┏━━

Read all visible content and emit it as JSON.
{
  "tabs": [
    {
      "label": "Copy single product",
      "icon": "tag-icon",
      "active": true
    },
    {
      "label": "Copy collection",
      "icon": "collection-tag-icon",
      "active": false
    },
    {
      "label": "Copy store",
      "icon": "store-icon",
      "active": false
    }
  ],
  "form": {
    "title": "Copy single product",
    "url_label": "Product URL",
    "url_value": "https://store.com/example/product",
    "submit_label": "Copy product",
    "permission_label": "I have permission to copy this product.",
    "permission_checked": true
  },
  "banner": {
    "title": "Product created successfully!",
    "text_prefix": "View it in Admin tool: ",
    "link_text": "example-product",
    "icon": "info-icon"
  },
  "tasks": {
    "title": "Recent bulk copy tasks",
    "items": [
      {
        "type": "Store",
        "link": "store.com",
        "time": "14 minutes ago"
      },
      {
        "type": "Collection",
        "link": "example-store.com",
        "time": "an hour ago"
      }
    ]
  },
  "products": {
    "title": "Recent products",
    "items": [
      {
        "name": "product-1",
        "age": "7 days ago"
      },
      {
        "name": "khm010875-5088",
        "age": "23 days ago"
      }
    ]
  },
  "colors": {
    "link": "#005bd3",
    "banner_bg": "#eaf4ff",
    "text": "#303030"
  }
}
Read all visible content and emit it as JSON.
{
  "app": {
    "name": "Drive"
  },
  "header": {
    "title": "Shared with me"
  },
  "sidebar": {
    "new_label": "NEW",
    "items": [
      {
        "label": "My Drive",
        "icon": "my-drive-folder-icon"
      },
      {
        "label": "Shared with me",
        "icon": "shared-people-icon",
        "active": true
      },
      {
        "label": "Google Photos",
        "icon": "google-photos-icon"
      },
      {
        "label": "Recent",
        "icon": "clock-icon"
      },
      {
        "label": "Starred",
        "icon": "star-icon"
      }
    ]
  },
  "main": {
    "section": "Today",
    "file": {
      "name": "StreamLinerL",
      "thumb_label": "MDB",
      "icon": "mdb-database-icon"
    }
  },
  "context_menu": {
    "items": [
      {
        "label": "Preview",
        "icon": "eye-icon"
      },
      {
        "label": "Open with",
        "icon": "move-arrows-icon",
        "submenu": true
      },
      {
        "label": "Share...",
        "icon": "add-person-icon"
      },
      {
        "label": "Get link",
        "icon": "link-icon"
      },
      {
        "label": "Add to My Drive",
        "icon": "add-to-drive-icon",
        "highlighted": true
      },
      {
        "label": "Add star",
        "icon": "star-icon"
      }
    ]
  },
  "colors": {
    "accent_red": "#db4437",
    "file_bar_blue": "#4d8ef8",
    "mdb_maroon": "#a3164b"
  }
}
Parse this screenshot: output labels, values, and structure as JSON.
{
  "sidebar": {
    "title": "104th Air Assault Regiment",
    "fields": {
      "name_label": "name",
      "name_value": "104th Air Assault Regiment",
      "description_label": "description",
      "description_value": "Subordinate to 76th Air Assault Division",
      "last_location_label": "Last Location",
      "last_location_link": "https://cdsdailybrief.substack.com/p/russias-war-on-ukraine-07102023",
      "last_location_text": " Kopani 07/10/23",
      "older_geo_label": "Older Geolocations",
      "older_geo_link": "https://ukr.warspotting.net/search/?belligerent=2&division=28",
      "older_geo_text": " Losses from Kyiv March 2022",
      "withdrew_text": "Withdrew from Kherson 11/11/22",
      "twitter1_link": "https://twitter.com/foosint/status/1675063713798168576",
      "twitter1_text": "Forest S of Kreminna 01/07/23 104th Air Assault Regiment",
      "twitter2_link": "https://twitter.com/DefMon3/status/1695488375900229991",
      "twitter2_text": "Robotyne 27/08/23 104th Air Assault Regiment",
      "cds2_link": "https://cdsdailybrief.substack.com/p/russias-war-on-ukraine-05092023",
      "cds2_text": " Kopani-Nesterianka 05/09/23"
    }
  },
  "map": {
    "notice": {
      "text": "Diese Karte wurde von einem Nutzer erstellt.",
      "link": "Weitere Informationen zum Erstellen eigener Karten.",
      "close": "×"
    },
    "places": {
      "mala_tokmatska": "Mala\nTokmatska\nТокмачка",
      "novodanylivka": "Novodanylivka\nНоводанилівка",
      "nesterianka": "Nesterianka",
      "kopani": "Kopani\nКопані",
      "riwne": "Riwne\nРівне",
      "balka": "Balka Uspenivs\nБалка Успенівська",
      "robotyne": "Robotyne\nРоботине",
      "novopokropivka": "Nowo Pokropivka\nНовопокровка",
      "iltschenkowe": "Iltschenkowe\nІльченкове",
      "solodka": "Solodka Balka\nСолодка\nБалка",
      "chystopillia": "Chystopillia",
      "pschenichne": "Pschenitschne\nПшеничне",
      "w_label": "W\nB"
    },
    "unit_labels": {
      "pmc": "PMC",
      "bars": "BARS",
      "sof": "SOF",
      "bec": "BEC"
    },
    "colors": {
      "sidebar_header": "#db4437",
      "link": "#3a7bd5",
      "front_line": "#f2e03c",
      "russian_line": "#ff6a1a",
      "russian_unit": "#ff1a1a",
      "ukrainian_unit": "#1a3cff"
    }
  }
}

┗━━

▶ _Task details_:
Which lines contain the word "cdsdailybrief"? Copy each one.

▶ _Exercise answer_:
      "last_location_link": "https://cdsdailybrief.substack.com/p/russias-war-on-ukraine-07102023",
      "cds2_link": "https://cdsdailybrief.substack.com/p/russias-war-on-ukraine-05092023",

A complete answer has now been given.